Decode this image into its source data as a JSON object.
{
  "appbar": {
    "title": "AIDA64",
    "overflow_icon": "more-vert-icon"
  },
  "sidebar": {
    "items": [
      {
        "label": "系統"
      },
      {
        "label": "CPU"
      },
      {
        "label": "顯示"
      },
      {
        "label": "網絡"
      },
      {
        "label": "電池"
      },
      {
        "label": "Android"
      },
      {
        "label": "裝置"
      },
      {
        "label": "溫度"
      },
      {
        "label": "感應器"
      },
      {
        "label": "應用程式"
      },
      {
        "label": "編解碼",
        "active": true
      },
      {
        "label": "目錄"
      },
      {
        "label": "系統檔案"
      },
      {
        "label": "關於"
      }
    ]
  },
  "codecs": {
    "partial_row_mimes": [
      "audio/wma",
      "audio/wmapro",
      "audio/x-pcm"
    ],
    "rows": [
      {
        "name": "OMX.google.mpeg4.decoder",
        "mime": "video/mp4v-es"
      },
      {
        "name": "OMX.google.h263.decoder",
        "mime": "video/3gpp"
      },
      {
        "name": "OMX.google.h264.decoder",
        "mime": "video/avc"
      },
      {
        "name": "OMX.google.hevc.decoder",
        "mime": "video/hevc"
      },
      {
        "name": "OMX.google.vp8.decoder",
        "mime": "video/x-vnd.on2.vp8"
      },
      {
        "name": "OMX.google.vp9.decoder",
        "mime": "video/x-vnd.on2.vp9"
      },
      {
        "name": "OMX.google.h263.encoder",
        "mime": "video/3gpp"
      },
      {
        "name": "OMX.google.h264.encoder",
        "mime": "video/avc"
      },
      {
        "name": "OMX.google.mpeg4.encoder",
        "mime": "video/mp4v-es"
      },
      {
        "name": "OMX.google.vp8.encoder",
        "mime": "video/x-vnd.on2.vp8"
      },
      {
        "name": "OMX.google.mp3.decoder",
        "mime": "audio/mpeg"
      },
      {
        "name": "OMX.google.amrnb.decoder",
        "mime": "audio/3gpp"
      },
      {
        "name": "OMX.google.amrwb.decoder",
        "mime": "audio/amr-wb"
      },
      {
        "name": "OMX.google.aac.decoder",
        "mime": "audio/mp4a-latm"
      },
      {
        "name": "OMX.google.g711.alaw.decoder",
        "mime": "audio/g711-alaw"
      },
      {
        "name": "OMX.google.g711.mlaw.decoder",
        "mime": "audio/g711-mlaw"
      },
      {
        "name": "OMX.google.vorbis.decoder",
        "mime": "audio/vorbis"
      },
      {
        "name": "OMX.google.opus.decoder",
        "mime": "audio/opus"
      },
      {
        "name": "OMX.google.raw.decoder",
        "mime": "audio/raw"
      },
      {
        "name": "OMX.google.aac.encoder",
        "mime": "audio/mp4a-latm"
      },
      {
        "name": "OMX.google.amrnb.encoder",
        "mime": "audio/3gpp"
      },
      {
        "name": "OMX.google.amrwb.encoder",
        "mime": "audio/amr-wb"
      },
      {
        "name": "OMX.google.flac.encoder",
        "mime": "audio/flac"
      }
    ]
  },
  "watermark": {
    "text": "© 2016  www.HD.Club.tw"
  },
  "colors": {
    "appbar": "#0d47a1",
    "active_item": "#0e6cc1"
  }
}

◇ ◇ ◇ ◇ ◇ ◇ ◇

Write out the material exactly as given.

Decode this image into its source data as a JSON object.
{
  "appbar": {
    "title": "AIDA64",
    "overflow_icon": "more-vert-icon"
  },
  "sidebar": {
    "items": [
      {
        "label": "系統"
      },
      {
        "label": "CPU"
      },
      {
        "label": "顯示"
      },
      {
        "label": "網絡"
      },
      {
        "label": "電池"
      },
      {
        "label": "Android"
      },
      {
        "label": "裝置"
      },
      {
        "label": "溫度"
      },
      {
        "label": "感應器"
      },
      {
        "label": "應用程式"
      },
      {
        "label": "編解碼",
        "active": true
      },
      {
        "label": "目錄"
      },
      {
        "label": "系統檔案"
      },
      {
        "label": "關於"
      }
    ]
  },
  "codecs": {
    "partial_row_mimes": [
      "audio/wma",
      "audio/wmapro",
      "audio/x-pcm"
    ],
    "rows": [
      {
        "name": "OMX.google.mpeg4.decoder",
        "mime": "video/mp4v-es"
      },
      {
        "name": "OMX.google.h263.decoder",
        "mime": "video/3gpp"
      },
      {
        "name": "OMX.google.h264.decoder",
        "mime": "video/avc"
      },
      {
        "name": "OMX.google.hevc.decoder",
        "mime": "video/hevc"
      },
      {
        "name": "OMX.google.vp8.decoder",
        "mime": "video/x-vnd.on2.vp8"
      },
      {
        "name": "OMX.google.vp9.decoder",
        "mime": "video/x-vnd.on2.vp9"
      },
      {
        "name": "OMX.google.h263.encoder",
        "mime": "video/3gpp"
      },
      {
        "name": "OMX.google.h264.encoder",
        "mime": "video/avc"
      },
      {
        "name": "OMX.google.mpeg4.encoder",
        "mime": "video/mp4v-es"
      },
      {
        "name": "OMX.google.vp8.encoder",
        "mime": "video/x-vnd.on2.vp8"
      },
      {
        "name": "OMX.google.mp3.decoder",
        "mime": "audio/mpeg"
      },
      {
        "name": "OMX.google.amrnb.decoder",
        "mime": "audio/3gpp"
      },
      {
        "name": "OMX.google.amrwb.decoder",
        "mime": "audio/amr-wb"
      },
      {
        "name": "OMX.google.aac.decoder",
        "mime": "audio/mp4a-latm"
      },
      {
        "name": "OMX.google.g711.alaw.decoder",
        "mime": "audio/g711-alaw"
      },
      {
        "name": "OMX.google.g711.mlaw.decoder",
        "mime": "audio/g711-mlaw"
      },
      {
        "name": "OMX.google.vorbis.decoder",
        "mime": "audio/vorbis"
      },
      {
        "name": "OMX.google.opus.decoder",
        "mime": "audio/opus"
      },
      {
        "name": "OMX.google.raw.decoder",
        "mime": "audio/raw"
      },
      {
        "name": "OMX.google.aac.encoder",
        "mime": "audio/mp4a-latm"
      },
      {
        "name": "OMX.google.amrnb.encoder",
        "mime": "audio/3gpp"
      },
      {
        "name": "OMX.google.amrwb.encoder",
        "mime": "audio/amr-wb"
      },
      {
        "name": "OMX.google.flac.encoder",
        "mime": "audio/flac"
      }
    ]
  },
  "watermark": {
    "text": "© 2016  www.HD.Club.tw"
  },
  "colors": {
    "appbar": "#0d47a1",
    "active_item": "#0e6cc1"
  }
}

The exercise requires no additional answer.